[Lines of data]

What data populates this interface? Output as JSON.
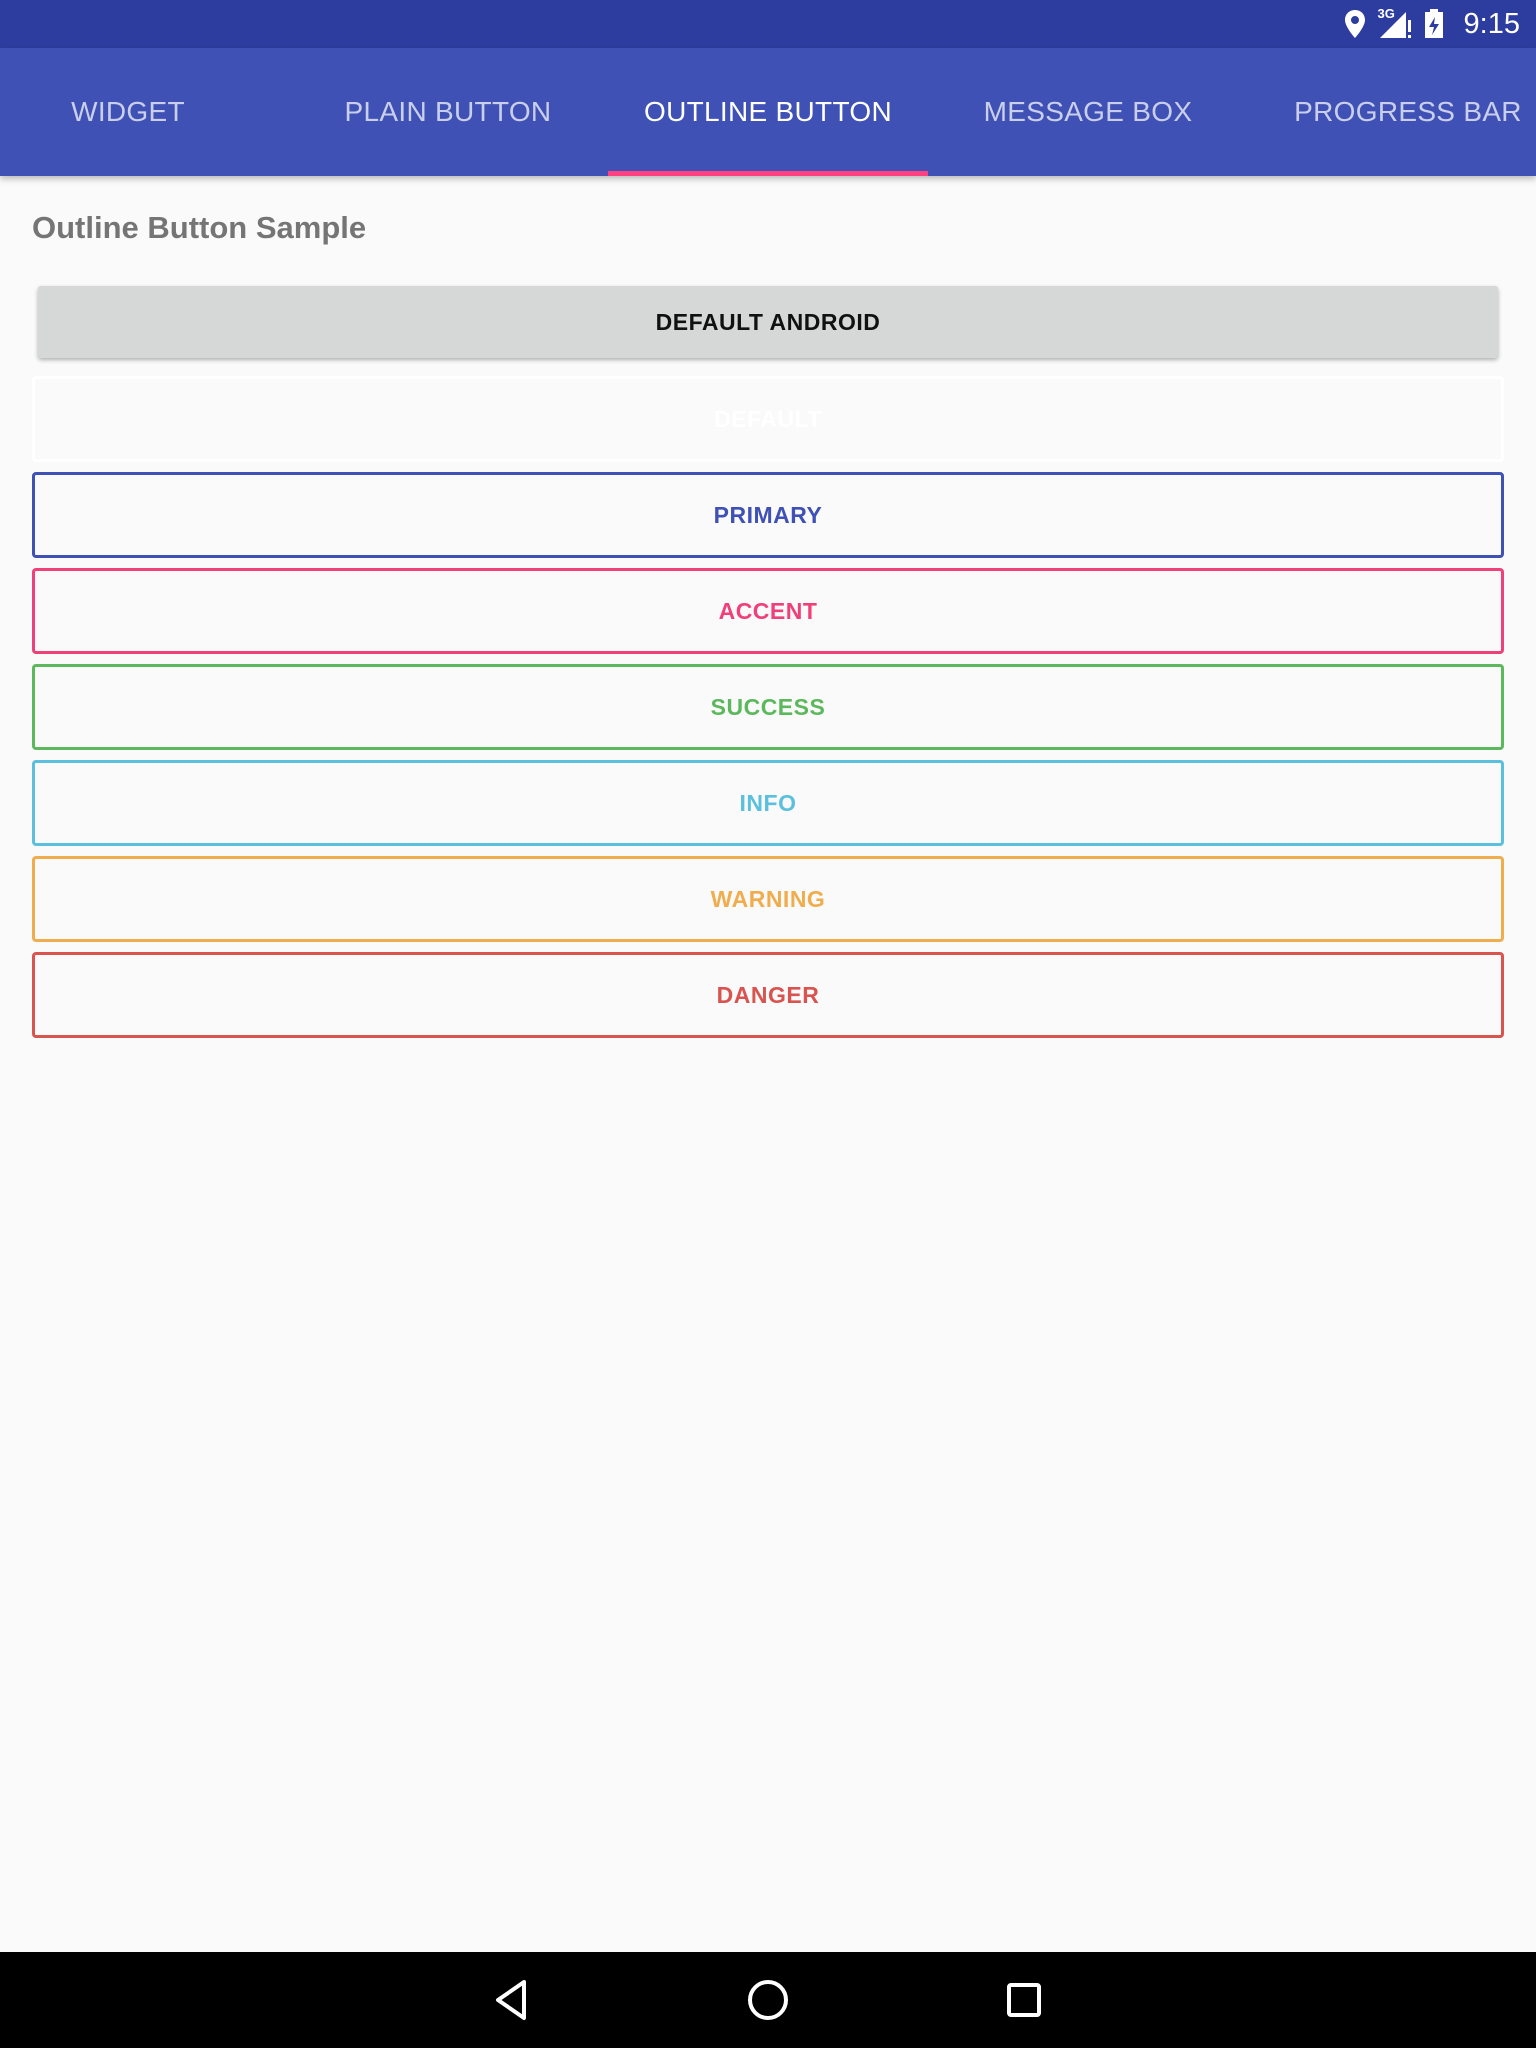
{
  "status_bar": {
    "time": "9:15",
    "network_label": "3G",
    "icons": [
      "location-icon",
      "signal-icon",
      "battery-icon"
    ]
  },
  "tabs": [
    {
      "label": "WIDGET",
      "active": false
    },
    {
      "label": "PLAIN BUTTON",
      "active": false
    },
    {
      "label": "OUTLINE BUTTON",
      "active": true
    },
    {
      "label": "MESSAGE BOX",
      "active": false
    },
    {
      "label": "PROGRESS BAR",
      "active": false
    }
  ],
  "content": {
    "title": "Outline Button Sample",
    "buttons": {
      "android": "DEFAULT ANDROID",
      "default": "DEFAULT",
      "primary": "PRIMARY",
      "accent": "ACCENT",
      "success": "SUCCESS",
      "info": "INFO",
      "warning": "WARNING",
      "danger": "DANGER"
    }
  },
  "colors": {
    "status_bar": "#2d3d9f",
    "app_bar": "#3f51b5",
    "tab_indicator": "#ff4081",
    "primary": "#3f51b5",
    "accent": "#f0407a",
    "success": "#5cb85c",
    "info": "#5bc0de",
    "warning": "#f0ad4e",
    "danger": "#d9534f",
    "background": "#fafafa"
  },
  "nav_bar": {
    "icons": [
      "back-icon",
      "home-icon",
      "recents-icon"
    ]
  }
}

- [Given request]:
Leave out all pictures, then copy the remaining material exactly.

- [Solution]:
What data populates this interface? Output as JSON.
{
  "status_bar": {
    "time": "9:15",
    "network_label": "3G",
    "icons": [
      "location-icon",
      "signal-icon",
      "battery-icon"
    ]
  },
  "tabs": [
    {
      "label": "WIDGET",
      "active": false
    },
    {
      "label": "PLAIN BUTTON",
      "active": false
    },
    {
      "label": "OUTLINE BUTTON",
      "active": true
    },
    {
      "label": "MESSAGE BOX",
      "active": false
    },
    {
      "label": "PROGRESS BAR",
      "active": false
    }
  ],
  "content": {
    "title": "Outline Button Sample",
    "buttons": {
      "android": "DEFAULT ANDROID",
      "default": "DEFAULT",
      "primary": "PRIMARY",
      "accent": "ACCENT",
      "success": "SUCCESS",
      "info": "INFO",
      "warning": "WARNING",
      "danger": "DANGER"
    }
  },
  "colors": {
    "status_bar": "#2d3d9f",
    "app_bar": "#3f51b5",
    "tab_indicator": "#ff4081",
    "primary": "#3f51b5",
    "accent": "#f0407a",
    "success": "#5cb85c",
    "info": "#5bc0de",
    "warning": "#f0ad4e",
    "danger": "#d9534f",
    "background": "#fafafa"
  },
  "nav_bar": {
    "icons": [
      "back-icon",
      "home-icon",
      "recents-icon"
    ]
  }
}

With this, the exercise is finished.